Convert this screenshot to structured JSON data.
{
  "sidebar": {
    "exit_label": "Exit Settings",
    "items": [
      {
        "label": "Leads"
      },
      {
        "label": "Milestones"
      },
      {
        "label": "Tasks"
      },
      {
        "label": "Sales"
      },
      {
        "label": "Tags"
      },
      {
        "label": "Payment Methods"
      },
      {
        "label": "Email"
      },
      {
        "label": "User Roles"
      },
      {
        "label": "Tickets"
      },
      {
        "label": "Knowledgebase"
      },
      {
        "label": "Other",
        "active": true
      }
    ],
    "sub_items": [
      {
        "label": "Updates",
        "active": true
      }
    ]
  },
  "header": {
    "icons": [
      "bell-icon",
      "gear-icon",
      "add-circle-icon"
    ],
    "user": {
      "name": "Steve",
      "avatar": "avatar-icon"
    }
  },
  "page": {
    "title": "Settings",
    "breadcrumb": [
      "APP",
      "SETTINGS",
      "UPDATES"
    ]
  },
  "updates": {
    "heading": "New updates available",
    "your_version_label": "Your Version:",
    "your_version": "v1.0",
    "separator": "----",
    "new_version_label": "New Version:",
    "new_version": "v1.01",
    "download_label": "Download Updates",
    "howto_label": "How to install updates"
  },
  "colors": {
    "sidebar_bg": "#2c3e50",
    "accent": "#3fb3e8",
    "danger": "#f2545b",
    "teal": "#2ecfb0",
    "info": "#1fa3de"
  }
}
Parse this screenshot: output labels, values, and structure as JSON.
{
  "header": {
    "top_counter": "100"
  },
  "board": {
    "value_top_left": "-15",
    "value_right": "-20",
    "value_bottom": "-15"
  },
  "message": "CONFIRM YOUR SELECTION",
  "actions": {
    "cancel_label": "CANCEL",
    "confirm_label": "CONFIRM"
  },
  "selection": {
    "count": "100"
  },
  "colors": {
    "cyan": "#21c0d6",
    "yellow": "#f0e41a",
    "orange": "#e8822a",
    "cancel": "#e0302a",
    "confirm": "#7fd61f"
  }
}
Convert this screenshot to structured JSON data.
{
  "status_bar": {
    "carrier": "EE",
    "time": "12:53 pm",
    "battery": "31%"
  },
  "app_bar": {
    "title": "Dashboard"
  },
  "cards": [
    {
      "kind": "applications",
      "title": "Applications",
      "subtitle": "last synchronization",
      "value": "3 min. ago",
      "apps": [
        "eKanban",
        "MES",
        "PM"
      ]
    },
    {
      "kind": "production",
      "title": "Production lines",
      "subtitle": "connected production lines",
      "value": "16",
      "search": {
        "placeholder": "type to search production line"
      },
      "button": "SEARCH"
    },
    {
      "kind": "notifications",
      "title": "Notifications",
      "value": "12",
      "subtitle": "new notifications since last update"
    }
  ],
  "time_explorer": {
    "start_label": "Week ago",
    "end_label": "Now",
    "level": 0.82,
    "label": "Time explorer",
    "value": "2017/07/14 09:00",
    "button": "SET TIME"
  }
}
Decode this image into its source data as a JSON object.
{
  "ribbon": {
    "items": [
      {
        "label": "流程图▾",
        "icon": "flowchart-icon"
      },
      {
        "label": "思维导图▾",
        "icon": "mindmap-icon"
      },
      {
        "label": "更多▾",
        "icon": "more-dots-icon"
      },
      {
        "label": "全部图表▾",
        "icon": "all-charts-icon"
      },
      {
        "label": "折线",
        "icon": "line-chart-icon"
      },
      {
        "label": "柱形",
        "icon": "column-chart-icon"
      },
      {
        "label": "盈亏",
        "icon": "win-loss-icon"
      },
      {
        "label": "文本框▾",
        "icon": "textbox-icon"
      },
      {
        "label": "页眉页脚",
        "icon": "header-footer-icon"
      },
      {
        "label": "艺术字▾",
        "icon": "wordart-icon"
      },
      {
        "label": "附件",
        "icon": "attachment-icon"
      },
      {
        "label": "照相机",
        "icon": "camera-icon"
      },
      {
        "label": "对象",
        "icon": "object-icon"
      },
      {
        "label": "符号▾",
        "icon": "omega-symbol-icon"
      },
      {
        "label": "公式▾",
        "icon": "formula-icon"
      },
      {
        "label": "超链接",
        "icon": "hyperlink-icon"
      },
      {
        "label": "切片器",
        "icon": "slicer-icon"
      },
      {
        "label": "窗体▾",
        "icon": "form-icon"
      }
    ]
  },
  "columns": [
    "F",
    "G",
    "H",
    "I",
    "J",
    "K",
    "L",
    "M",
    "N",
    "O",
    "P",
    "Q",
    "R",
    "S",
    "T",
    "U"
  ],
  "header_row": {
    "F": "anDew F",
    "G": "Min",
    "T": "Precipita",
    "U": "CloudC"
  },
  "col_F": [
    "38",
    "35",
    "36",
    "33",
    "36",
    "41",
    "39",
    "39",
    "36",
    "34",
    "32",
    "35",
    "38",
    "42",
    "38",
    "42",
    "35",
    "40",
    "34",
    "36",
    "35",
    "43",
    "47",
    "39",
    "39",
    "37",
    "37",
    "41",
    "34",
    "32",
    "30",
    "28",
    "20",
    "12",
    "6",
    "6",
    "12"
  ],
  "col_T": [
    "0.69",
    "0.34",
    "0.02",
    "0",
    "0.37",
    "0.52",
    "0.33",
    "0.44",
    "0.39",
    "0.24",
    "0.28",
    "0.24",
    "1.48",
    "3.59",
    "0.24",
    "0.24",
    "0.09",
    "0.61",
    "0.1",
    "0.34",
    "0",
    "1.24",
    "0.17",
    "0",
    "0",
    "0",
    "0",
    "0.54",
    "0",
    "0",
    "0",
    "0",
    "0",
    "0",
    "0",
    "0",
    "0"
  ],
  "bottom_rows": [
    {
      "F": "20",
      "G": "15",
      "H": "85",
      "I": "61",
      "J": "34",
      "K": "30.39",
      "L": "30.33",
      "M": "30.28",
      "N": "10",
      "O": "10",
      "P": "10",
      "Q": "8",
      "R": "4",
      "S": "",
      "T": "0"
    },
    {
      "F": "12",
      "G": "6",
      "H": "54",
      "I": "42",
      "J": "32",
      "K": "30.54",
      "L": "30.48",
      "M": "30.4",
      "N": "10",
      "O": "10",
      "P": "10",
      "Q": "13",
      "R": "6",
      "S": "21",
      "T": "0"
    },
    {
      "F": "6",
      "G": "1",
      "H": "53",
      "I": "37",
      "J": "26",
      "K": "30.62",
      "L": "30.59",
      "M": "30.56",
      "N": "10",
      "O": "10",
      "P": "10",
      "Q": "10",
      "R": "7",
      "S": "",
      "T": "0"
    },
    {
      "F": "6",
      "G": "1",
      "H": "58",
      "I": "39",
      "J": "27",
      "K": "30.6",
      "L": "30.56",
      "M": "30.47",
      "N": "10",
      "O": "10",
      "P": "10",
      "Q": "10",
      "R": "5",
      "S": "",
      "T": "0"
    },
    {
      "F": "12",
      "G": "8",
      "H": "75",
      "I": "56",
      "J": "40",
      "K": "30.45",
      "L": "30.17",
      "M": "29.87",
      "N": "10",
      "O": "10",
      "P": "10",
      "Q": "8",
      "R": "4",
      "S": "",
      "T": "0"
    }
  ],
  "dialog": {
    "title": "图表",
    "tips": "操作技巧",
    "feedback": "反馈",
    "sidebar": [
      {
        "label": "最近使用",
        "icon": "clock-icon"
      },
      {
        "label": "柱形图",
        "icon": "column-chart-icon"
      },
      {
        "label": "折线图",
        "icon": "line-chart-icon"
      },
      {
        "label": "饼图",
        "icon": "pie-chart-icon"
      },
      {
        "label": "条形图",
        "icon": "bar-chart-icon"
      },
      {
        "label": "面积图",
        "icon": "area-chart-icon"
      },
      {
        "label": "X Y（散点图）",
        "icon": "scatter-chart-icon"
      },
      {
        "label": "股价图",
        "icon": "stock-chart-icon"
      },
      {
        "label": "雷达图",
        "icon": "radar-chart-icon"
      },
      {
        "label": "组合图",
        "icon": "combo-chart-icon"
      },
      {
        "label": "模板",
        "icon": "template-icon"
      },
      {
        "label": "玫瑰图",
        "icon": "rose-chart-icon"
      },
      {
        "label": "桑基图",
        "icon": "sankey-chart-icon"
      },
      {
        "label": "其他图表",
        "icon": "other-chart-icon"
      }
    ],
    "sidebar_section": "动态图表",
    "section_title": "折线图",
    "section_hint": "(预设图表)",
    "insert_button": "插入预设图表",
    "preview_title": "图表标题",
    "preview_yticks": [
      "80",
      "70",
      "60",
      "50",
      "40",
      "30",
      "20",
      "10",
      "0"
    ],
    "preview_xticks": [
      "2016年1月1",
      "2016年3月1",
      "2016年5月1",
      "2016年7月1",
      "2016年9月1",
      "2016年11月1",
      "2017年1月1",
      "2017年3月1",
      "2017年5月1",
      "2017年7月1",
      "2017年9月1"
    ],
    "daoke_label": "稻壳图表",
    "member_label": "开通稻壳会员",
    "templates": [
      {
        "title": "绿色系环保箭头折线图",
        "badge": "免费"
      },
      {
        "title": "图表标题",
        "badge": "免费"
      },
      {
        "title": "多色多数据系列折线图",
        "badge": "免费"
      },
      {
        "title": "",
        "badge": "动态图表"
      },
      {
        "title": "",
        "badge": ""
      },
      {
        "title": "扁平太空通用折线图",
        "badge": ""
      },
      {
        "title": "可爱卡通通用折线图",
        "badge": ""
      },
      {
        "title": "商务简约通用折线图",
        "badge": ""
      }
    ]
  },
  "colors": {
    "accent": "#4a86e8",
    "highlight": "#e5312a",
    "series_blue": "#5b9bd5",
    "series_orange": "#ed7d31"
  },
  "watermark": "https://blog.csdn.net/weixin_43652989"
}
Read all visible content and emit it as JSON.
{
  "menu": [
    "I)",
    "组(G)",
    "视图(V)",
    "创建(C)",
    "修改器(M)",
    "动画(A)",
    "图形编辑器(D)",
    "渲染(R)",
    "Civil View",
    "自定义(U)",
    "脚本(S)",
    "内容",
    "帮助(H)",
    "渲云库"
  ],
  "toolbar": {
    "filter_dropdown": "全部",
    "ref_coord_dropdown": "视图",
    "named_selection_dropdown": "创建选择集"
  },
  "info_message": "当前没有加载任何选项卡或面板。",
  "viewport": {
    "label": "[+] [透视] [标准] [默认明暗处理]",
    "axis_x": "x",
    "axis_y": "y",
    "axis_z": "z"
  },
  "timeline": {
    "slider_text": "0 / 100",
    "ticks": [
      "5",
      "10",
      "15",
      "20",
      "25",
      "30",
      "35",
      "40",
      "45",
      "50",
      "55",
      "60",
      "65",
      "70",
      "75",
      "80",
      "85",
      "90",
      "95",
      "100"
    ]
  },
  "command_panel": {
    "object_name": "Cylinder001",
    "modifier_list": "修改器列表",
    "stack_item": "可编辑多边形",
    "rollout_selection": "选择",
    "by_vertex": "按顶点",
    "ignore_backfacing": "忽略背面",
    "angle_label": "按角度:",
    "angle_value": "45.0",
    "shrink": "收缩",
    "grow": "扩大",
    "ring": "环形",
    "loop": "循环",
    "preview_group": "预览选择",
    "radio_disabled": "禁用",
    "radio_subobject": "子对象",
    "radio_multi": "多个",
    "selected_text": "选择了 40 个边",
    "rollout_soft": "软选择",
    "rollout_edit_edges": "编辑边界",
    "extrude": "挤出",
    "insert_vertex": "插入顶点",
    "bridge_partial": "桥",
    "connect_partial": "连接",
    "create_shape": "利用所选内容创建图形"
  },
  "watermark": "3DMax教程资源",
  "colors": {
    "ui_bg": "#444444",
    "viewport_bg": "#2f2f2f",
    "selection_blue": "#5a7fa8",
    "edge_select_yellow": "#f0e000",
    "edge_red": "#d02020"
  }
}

Exercise brief:
Return each line among the entries that holds the word "watermark".

The completed task:
  "watermark": "https://blog.csdn.net/weixin_43652989"
  "watermark": "3DMax教程资源",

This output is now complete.